| TASK |
Check each line of the listing for the word "title" and give only the number of lines that have it.

━━━━━ MATERIAL SUPPLIED

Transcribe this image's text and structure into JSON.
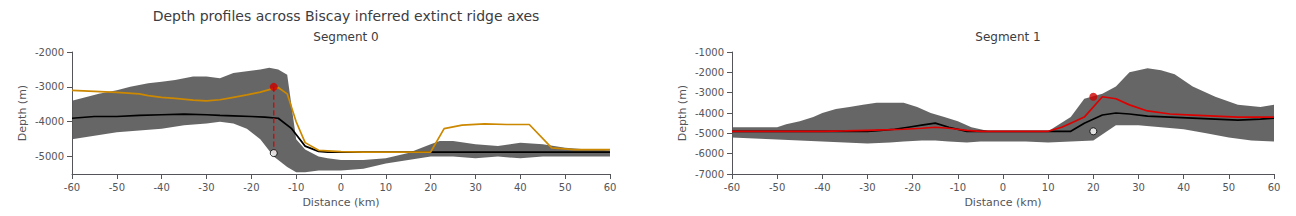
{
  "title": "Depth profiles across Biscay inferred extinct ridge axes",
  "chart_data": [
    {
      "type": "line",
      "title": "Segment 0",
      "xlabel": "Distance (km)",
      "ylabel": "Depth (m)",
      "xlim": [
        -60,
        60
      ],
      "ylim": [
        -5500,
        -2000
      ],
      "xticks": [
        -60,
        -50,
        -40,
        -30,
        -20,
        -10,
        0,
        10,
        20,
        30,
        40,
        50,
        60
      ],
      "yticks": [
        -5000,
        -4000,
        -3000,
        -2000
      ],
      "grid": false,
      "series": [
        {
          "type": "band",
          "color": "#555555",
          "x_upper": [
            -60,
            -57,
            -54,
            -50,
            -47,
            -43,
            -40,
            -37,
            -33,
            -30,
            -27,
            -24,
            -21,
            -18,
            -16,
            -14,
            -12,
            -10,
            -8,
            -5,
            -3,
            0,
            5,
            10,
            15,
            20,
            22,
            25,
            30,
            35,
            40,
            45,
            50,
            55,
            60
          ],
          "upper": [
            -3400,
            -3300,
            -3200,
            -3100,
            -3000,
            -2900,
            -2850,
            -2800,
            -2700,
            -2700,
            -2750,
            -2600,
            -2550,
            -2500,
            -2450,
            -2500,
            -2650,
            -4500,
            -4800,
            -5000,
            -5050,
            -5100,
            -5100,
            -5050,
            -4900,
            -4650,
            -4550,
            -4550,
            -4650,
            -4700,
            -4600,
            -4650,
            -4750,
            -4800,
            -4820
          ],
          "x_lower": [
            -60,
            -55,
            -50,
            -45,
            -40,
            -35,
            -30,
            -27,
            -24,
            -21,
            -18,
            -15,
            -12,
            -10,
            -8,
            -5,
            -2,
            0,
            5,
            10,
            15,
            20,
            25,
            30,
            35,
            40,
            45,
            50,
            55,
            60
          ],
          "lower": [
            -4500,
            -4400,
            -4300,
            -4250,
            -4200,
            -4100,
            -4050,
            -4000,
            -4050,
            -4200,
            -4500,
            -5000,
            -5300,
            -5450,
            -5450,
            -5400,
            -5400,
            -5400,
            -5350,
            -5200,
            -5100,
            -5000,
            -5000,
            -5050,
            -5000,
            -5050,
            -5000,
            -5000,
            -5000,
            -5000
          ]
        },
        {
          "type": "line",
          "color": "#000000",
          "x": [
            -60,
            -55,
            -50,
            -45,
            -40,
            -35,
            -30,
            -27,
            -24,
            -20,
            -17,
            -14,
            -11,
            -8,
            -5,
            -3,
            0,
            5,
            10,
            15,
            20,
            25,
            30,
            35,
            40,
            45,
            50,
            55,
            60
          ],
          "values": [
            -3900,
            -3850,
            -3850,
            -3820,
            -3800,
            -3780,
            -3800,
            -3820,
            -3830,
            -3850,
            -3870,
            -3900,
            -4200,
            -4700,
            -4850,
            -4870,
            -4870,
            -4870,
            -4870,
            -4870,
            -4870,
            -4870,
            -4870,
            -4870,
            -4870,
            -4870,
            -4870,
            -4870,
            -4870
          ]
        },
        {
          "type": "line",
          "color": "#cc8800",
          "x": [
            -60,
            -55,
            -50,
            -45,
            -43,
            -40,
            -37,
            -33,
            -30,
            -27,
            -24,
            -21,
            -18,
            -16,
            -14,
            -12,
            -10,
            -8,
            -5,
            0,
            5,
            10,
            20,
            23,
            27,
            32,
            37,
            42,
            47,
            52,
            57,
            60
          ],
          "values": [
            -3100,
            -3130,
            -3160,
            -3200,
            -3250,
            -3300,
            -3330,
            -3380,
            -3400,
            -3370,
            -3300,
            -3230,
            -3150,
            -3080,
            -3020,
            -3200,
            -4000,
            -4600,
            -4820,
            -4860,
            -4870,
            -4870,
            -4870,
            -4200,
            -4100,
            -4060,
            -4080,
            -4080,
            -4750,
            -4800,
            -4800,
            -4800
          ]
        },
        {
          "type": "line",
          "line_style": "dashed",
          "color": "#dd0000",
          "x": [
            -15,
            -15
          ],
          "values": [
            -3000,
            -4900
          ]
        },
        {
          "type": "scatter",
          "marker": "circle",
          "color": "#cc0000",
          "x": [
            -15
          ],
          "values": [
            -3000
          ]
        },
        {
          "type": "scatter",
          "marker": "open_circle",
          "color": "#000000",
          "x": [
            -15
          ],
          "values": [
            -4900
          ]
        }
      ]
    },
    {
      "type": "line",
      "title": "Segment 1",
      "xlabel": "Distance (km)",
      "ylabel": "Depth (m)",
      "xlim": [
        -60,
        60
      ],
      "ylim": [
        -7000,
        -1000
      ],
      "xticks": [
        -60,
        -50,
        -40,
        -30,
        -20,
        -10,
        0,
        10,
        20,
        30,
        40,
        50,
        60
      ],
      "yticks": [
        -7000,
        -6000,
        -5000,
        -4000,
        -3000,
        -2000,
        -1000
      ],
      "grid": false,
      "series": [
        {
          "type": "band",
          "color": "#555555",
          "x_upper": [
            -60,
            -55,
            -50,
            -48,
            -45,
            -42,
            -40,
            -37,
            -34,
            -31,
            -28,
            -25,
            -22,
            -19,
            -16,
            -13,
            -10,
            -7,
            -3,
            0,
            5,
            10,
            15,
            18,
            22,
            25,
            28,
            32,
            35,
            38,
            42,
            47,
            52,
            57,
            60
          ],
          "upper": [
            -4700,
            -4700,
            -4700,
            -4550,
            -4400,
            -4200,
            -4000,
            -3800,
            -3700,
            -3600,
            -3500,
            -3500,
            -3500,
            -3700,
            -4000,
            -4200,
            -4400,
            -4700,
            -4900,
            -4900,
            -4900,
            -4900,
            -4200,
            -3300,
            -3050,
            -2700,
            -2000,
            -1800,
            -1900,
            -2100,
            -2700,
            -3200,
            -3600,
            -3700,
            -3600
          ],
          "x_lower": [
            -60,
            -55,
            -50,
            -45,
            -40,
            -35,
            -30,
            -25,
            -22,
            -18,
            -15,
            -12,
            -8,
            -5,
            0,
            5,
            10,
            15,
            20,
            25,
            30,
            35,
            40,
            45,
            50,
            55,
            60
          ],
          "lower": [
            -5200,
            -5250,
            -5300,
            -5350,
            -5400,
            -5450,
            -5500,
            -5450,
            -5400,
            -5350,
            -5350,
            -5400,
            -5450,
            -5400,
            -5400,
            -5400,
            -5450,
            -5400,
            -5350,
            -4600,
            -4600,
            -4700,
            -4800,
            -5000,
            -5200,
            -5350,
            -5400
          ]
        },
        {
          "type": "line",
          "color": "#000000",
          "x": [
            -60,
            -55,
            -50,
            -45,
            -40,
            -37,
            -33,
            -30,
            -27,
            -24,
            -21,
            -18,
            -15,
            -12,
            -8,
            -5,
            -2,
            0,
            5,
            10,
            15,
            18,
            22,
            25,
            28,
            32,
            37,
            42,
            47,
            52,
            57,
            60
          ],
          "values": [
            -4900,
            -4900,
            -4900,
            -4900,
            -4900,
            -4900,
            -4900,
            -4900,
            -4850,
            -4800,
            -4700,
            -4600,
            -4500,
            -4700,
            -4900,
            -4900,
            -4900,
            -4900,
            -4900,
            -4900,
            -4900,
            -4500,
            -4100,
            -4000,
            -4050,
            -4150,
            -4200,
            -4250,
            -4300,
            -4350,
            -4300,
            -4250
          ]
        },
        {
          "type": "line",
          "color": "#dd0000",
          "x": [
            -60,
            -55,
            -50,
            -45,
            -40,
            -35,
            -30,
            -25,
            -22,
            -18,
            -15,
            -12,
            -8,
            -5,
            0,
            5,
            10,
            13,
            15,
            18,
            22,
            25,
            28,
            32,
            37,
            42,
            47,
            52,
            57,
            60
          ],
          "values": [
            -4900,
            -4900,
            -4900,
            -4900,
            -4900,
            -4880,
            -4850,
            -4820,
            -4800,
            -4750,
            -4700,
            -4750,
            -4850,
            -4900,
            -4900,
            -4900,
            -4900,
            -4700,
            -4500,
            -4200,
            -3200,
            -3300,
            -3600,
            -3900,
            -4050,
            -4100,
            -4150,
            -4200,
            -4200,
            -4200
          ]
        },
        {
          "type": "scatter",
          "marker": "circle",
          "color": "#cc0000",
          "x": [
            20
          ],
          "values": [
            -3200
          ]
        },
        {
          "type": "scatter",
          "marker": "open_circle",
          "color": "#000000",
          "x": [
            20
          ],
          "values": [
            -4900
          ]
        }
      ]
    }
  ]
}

━━━━━━━━━━

| COMPLETE ANSWER |
3